→ Problem description: Find the lines that contain the word "зернових" and copy each one.

→ Records supplied:

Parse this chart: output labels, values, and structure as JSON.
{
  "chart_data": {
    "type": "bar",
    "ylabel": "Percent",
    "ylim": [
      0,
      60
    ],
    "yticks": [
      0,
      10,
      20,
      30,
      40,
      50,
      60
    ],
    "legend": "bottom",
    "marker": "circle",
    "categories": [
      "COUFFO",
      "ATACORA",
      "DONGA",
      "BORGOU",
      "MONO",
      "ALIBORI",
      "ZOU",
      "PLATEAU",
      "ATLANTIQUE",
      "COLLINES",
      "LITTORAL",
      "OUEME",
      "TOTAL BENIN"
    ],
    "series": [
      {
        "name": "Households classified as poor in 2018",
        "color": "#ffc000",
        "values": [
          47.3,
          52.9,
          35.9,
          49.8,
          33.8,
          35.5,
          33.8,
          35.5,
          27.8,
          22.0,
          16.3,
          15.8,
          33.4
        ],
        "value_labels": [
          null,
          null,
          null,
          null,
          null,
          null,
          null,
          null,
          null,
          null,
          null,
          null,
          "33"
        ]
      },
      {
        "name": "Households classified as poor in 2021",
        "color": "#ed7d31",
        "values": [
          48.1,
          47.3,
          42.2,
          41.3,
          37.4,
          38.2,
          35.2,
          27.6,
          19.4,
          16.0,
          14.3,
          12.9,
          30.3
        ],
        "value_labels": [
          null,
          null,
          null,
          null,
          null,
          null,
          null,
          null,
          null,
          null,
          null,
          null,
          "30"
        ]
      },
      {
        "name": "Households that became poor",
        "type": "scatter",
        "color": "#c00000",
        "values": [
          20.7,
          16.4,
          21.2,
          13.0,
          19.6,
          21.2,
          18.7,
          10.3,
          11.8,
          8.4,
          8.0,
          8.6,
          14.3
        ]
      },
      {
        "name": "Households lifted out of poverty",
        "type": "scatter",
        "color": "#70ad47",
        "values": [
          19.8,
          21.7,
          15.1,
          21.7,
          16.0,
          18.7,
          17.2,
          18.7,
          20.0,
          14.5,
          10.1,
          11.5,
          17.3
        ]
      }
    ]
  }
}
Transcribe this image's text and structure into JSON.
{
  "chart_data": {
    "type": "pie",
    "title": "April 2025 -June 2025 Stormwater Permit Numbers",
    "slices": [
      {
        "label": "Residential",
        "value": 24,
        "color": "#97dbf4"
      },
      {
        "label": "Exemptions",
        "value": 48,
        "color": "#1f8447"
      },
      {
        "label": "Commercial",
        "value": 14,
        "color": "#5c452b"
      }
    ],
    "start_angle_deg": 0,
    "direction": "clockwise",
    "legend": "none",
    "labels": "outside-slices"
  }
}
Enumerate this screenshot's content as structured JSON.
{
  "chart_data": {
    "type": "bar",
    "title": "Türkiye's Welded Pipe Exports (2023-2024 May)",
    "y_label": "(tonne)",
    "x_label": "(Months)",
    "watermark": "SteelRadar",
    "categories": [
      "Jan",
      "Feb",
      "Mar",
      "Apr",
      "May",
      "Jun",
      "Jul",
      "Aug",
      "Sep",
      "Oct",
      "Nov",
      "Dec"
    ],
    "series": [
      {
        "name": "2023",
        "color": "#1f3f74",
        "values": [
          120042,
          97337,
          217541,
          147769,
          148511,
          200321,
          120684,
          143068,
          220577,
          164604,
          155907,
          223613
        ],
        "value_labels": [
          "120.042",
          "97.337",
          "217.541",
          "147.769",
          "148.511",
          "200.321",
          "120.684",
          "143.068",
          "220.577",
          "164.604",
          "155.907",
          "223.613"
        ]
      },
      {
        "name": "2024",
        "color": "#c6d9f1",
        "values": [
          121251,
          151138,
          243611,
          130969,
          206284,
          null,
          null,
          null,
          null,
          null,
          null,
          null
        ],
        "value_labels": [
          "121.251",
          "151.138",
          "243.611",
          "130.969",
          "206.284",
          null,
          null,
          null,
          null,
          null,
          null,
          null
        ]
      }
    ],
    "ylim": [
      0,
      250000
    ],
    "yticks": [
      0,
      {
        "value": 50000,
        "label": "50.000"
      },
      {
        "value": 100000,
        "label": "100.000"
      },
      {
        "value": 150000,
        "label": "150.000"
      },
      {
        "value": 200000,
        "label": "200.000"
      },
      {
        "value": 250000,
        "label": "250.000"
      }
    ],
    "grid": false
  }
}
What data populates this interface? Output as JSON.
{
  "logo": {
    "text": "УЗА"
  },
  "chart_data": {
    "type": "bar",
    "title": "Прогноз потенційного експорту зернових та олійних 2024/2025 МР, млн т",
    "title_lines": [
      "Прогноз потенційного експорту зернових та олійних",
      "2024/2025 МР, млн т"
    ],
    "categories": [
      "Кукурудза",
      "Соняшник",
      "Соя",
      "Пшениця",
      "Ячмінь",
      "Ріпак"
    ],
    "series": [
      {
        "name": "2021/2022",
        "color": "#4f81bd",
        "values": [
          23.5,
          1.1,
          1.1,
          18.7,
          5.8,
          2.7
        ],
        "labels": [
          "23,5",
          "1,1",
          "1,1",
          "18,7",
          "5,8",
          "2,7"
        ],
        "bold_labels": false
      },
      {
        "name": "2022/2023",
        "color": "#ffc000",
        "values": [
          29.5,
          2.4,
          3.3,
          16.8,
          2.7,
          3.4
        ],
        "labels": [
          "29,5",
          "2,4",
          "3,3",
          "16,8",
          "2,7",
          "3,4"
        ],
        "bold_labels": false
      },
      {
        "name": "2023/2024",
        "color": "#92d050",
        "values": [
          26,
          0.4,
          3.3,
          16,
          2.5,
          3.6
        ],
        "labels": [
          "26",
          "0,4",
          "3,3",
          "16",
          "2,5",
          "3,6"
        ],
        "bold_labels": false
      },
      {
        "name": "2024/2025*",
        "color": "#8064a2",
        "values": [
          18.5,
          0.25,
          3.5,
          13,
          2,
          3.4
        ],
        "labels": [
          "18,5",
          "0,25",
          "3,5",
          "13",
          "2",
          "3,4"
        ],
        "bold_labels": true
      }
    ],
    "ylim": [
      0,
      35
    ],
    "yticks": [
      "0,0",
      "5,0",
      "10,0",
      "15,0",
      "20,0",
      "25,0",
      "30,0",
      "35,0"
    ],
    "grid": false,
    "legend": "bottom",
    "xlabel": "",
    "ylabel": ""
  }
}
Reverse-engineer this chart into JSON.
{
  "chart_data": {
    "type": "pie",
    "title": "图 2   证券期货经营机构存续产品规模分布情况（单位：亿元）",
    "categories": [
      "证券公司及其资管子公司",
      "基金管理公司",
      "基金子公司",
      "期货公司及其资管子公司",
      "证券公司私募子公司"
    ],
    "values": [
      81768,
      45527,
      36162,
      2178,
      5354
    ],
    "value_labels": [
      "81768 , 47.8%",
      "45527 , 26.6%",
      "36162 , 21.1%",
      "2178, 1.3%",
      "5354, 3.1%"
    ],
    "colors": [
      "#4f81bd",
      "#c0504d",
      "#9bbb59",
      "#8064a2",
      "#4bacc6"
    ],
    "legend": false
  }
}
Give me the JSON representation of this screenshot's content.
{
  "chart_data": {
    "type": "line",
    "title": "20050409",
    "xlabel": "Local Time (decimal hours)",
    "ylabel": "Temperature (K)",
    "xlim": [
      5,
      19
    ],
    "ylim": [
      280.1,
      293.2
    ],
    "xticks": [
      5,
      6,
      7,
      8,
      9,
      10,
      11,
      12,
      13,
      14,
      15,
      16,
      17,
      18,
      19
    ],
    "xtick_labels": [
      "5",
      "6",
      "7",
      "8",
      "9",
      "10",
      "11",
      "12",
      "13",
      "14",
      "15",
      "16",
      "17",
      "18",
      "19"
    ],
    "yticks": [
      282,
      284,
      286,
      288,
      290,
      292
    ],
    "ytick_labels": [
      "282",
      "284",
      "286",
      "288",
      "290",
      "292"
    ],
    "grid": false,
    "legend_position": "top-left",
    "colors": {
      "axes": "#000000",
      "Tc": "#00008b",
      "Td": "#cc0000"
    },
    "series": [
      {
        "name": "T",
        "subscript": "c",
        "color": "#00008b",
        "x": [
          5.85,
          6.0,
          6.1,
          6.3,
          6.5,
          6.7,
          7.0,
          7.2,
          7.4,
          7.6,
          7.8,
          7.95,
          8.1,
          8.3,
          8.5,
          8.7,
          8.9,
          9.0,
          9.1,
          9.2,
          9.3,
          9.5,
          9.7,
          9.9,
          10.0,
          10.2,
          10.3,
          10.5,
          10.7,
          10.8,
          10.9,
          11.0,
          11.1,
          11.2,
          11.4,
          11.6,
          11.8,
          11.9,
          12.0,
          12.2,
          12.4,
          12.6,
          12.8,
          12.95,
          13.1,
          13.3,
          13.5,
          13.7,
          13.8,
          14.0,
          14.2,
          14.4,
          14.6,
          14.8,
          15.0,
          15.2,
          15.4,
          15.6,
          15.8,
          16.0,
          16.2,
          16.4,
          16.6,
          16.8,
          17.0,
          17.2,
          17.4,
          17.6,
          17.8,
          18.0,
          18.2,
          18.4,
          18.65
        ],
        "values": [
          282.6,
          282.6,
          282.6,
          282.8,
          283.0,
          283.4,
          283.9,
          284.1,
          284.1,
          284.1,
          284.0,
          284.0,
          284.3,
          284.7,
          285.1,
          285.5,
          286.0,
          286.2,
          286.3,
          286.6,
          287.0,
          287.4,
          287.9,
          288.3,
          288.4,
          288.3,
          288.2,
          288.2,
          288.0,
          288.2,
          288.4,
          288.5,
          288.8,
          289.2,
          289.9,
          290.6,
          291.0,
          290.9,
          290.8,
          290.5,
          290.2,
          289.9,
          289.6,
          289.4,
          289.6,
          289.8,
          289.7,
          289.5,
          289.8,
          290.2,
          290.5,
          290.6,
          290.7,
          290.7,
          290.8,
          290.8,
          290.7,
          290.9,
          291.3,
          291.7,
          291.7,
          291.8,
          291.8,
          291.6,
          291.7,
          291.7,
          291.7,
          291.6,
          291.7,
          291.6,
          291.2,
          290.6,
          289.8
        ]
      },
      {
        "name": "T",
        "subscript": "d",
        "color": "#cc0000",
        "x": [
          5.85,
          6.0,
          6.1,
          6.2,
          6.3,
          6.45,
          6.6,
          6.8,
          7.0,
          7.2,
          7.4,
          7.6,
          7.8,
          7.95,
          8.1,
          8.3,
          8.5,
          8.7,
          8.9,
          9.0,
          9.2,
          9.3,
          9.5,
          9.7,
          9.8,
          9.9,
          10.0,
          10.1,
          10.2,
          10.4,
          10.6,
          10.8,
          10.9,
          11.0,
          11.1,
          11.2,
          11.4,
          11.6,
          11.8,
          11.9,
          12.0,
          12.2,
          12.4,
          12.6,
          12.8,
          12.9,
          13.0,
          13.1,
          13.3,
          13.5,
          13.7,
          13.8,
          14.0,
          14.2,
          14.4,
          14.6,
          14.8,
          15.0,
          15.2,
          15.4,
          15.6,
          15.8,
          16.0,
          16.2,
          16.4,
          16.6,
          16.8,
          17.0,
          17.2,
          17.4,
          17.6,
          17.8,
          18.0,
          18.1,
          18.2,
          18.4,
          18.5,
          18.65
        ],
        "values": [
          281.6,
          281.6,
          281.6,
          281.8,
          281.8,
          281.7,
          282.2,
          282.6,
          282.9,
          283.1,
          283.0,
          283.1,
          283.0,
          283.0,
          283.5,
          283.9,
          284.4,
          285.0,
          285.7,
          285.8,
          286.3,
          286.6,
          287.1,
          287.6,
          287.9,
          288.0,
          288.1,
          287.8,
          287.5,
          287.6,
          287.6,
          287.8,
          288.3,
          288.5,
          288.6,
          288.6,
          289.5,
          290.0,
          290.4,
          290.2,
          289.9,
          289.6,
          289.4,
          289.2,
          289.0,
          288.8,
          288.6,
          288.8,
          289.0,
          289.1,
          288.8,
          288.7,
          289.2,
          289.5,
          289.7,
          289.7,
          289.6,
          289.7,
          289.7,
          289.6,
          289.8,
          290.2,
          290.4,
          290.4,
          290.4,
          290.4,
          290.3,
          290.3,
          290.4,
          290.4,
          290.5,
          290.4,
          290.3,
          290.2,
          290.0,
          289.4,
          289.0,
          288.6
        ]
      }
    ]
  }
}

→ Written answer:
    "title": "Прогноз потенційного експорту зернових та олійних 2024/2025 МР, млн т",
      "Прогноз потенційного експорту зернових та олійних",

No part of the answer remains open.